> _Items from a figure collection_
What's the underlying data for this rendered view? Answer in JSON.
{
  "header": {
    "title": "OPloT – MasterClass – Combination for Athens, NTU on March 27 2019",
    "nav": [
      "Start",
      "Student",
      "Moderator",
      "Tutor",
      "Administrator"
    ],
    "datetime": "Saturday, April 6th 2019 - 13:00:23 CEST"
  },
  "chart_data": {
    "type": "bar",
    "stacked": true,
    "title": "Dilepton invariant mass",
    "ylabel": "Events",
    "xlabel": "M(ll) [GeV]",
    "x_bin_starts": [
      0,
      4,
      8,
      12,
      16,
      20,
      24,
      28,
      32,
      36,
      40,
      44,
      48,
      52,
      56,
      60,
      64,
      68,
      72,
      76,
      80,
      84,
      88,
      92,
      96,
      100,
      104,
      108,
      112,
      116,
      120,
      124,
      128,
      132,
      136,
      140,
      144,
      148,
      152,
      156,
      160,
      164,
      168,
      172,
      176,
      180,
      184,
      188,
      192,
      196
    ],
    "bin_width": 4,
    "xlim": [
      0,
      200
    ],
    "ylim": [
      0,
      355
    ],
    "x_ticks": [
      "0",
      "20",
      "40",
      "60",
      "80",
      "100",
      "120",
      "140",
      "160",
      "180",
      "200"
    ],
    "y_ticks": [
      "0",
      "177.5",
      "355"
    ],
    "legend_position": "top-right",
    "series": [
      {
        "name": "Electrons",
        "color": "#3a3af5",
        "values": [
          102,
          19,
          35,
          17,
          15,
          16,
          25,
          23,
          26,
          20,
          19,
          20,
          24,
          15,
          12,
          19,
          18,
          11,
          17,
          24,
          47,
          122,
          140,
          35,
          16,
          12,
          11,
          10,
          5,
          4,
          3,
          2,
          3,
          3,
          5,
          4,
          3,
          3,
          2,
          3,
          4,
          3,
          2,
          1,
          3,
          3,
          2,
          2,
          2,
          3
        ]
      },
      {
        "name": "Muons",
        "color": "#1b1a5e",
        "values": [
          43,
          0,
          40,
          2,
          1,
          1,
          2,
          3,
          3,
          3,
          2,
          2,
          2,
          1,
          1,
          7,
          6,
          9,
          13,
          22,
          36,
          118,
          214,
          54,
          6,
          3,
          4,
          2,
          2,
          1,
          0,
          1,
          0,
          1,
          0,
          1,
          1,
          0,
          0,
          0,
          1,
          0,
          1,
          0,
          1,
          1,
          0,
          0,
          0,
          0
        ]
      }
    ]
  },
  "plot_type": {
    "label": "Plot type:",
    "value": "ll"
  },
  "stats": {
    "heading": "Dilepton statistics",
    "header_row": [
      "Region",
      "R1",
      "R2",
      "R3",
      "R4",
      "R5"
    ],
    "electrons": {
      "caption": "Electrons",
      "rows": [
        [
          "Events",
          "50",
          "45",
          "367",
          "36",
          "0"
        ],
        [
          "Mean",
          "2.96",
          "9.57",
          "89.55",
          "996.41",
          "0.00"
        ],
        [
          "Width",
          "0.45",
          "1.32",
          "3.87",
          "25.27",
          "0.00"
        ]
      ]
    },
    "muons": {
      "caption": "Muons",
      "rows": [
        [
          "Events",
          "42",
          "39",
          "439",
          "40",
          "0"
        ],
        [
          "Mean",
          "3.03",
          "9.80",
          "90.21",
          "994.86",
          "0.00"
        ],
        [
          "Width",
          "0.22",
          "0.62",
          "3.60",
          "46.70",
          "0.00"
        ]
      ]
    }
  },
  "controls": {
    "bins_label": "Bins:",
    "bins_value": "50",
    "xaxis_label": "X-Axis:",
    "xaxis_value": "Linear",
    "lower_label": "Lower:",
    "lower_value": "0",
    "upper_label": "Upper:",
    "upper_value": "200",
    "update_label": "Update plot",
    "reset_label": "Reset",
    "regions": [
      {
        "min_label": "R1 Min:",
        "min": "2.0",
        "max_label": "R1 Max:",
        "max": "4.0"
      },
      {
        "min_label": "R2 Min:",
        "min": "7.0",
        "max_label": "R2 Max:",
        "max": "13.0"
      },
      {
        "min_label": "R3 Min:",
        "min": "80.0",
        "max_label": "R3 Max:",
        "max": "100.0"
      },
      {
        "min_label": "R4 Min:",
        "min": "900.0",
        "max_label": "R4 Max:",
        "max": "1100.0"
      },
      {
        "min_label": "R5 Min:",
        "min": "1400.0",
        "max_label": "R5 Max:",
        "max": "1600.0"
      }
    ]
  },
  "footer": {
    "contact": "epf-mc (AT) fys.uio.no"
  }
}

> _Work to do_
Copy all of the data. Keep every word exactly as it is.

> _Response to this task_
What's the underlying data for this rendered view? Answer in JSON.
{
  "header": {
    "title": "OPloT – MasterClass – Combination for Athens, NTU on March 27 2019",
    "nav": [
      "Start",
      "Student",
      "Moderator",
      "Tutor",
      "Administrator"
    ],
    "datetime": "Saturday, April 6th 2019 - 13:00:23 CEST"
  },
  "chart_data": {
    "type": "bar",
    "stacked": true,
    "title": "Dilepton invariant mass",
    "ylabel": "Events",
    "xlabel": "M(ll) [GeV]",
    "x_bin_starts": [
      0,
      4,
      8,
      12,
      16,
      20,
      24,
      28,
      32,
      36,
      40,
      44,
      48,
      52,
      56,
      60,
      64,
      68,
      72,
      76,
      80,
      84,
      88,
      92,
      96,
      100,
      104,
      108,
      112,
      116,
      120,
      124,
      128,
      132,
      136,
      140,
      144,
      148,
      152,
      156,
      160,
      164,
      168,
      172,
      176,
      180,
      184,
      188,
      192,
      196
    ],
    "bin_width": 4,
    "xlim": [
      0,
      200
    ],
    "ylim": [
      0,
      355
    ],
    "x_ticks": [
      "0",
      "20",
      "40",
      "60",
      "80",
      "100",
      "120",
      "140",
      "160",
      "180",
      "200"
    ],
    "y_ticks": [
      "0",
      "177.5",
      "355"
    ],
    "legend_position": "top-right",
    "series": [
      {
        "name": "Electrons",
        "color": "#3a3af5",
        "values": [
          102,
          19,
          35,
          17,
          15,
          16,
          25,
          23,
          26,
          20,
          19,
          20,
          24,
          15,
          12,
          19,
          18,
          11,
          17,
          24,
          47,
          122,
          140,
          35,
          16,
          12,
          11,
          10,
          5,
          4,
          3,
          2,
          3,
          3,
          5,
          4,
          3,
          3,
          2,
          3,
          4,
          3,
          2,
          1,
          3,
          3,
          2,
          2,
          2,
          3
        ]
      },
      {
        "name": "Muons",
        "color": "#1b1a5e",
        "values": [
          43,
          0,
          40,
          2,
          1,
          1,
          2,
          3,
          3,
          3,
          2,
          2,
          2,
          1,
          1,
          7,
          6,
          9,
          13,
          22,
          36,
          118,
          214,
          54,
          6,
          3,
          4,
          2,
          2,
          1,
          0,
          1,
          0,
          1,
          0,
          1,
          1,
          0,
          0,
          0,
          1,
          0,
          1,
          0,
          1,
          1,
          0,
          0,
          0,
          0
        ]
      }
    ]
  },
  "plot_type": {
    "label": "Plot type:",
    "value": "ll"
  },
  "stats": {
    "heading": "Dilepton statistics",
    "header_row": [
      "Region",
      "R1",
      "R2",
      "R3",
      "R4",
      "R5"
    ],
    "electrons": {
      "caption": "Electrons",
      "rows": [
        [
          "Events",
          "50",
          "45",
          "367",
          "36",
          "0"
        ],
        [
          "Mean",
          "2.96",
          "9.57",
          "89.55",
          "996.41",
          "0.00"
        ],
        [
          "Width",
          "0.45",
          "1.32",
          "3.87",
          "25.27",
          "0.00"
        ]
      ]
    },
    "muons": {
      "caption": "Muons",
      "rows": [
        [
          "Events",
          "42",
          "39",
          "439",
          "40",
          "0"
        ],
        [
          "Mean",
          "3.03",
          "9.80",
          "90.21",
          "994.86",
          "0.00"
        ],
        [
          "Width",
          "0.22",
          "0.62",
          "3.60",
          "46.70",
          "0.00"
        ]
      ]
    }
  },
  "controls": {
    "bins_label": "Bins:",
    "bins_value": "50",
    "xaxis_label": "X-Axis:",
    "xaxis_value": "Linear",
    "lower_label": "Lower:",
    "lower_value": "0",
    "upper_label": "Upper:",
    "upper_value": "200",
    "update_label": "Update plot",
    "reset_label": "Reset",
    "regions": [
      {
        "min_label": "R1 Min:",
        "min": "2.0",
        "max_label": "R1 Max:",
        "max": "4.0"
      },
      {
        "min_label": "R2 Min:",
        "min": "7.0",
        "max_label": "R2 Max:",
        "max": "13.0"
      },
      {
        "min_label": "R3 Min:",
        "min": "80.0",
        "max_label": "R3 Max:",
        "max": "100.0"
      },
      {
        "min_label": "R4 Min:",
        "min": "900.0",
        "max_label": "R4 Max:",
        "max": "1100.0"
      },
      {
        "min_label": "R5 Min:",
        "min": "1400.0",
        "max_label": "R5 Max:",
        "max": "1600.0"
      }
    ]
  },
  "footer": {
    "contact": "epf-mc (AT) fys.uio.no"
  }
}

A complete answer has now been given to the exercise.